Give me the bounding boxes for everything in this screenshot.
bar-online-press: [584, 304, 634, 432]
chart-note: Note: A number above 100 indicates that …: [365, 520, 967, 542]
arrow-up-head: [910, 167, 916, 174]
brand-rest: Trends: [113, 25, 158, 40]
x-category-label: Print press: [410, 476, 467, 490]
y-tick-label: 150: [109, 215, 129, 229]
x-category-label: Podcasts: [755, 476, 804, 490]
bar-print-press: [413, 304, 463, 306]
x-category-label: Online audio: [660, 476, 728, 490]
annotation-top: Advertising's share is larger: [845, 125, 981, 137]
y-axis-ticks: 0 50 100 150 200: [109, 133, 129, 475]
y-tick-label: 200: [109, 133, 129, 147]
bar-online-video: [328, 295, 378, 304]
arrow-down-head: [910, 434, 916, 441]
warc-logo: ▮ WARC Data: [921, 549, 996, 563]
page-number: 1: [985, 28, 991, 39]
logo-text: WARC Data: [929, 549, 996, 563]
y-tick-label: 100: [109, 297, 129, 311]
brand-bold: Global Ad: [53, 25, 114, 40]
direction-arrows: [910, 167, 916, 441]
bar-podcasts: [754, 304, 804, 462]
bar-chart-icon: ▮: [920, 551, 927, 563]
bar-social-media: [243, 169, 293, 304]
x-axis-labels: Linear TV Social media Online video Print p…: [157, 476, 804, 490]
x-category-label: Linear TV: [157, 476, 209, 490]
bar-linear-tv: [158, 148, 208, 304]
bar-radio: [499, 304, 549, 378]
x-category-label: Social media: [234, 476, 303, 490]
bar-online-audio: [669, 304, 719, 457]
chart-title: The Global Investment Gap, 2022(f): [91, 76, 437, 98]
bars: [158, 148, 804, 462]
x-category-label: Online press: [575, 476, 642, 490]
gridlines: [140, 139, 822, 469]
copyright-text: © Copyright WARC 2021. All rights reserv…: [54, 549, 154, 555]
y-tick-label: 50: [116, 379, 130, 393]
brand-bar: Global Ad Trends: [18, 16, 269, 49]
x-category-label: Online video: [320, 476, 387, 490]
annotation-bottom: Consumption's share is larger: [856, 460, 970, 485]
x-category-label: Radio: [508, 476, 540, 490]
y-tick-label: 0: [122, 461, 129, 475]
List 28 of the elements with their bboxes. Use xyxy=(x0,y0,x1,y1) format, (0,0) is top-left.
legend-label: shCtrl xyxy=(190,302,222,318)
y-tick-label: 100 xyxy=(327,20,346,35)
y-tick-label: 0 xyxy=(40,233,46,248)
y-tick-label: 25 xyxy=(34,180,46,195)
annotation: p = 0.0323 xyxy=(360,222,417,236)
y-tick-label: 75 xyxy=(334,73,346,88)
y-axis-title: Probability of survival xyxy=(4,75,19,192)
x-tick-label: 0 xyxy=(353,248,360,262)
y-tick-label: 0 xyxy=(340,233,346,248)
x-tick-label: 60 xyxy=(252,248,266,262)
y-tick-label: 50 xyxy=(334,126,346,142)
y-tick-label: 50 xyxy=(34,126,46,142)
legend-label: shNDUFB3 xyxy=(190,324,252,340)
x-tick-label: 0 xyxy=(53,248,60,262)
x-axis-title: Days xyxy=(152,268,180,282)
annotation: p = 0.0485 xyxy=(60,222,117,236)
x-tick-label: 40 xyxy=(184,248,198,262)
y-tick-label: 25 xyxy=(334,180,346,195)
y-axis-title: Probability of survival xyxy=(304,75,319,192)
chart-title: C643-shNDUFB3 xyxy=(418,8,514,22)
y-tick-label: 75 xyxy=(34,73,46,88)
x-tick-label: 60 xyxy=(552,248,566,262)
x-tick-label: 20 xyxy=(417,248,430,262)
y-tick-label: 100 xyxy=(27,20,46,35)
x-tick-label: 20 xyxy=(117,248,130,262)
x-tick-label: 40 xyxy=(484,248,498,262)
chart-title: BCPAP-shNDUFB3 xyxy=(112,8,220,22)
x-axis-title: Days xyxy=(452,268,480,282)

-- -- --

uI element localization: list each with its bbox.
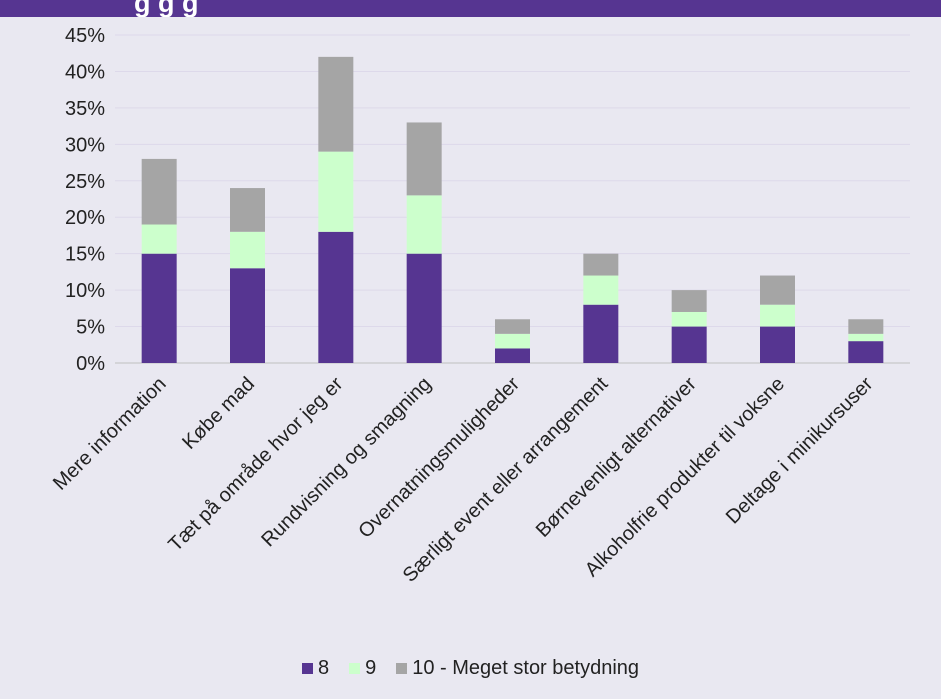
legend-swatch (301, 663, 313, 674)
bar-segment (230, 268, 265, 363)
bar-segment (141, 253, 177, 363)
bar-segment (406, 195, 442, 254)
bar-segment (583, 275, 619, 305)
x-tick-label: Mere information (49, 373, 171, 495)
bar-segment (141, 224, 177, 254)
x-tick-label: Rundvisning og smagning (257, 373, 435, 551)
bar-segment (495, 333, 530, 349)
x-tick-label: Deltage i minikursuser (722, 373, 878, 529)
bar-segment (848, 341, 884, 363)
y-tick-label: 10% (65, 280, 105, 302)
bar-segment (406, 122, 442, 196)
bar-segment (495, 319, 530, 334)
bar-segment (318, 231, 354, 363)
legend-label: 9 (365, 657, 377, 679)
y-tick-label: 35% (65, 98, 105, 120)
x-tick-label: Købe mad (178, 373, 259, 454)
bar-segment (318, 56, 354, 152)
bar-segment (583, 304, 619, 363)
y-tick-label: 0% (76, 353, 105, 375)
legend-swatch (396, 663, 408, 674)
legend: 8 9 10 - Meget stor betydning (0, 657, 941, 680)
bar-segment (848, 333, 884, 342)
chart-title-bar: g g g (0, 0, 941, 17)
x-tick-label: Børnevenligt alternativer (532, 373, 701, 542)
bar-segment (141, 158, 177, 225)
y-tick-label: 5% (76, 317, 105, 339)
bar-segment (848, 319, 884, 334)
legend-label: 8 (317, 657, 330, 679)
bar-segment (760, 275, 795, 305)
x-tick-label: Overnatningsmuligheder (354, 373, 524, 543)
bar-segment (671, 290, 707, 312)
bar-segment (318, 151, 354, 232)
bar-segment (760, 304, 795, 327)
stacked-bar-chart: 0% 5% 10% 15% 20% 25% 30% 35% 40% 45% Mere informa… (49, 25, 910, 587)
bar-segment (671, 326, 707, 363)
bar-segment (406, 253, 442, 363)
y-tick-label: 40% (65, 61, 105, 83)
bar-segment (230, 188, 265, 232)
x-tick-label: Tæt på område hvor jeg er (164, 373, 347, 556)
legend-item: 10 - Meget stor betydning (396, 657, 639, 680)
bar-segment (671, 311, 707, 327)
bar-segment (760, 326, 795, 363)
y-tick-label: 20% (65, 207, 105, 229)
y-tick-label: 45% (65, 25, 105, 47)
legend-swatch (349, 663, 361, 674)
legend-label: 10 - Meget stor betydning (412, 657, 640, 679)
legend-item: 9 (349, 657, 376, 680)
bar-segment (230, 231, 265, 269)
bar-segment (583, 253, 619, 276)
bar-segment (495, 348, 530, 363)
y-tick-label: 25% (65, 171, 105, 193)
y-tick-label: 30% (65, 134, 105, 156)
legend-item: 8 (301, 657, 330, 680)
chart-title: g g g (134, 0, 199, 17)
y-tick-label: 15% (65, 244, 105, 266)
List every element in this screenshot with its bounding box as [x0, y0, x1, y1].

-- -- --

EXERCISE DETAILS |
Repeat the data from the line with "Give me the" up to and including the line with "x-category-label: Podcasts: [755, 476, 804, 490]", swapping "Print press" for "Radio" and leaving everything else as it is.

WRITTEN SOLUTION |
Give me the bounding boxes for everything in this screenshot.
bar-online-press: [584, 304, 634, 432]
chart-note: Note: A number above 100 indicates that …: [365, 520, 967, 542]
arrow-up-head: [910, 167, 916, 174]
brand-rest: Trends: [113, 25, 158, 40]
x-category-label: Radio: [410, 476, 467, 490]
y-tick-label: 150: [109, 215, 129, 229]
x-category-label: Podcasts: [755, 476, 804, 490]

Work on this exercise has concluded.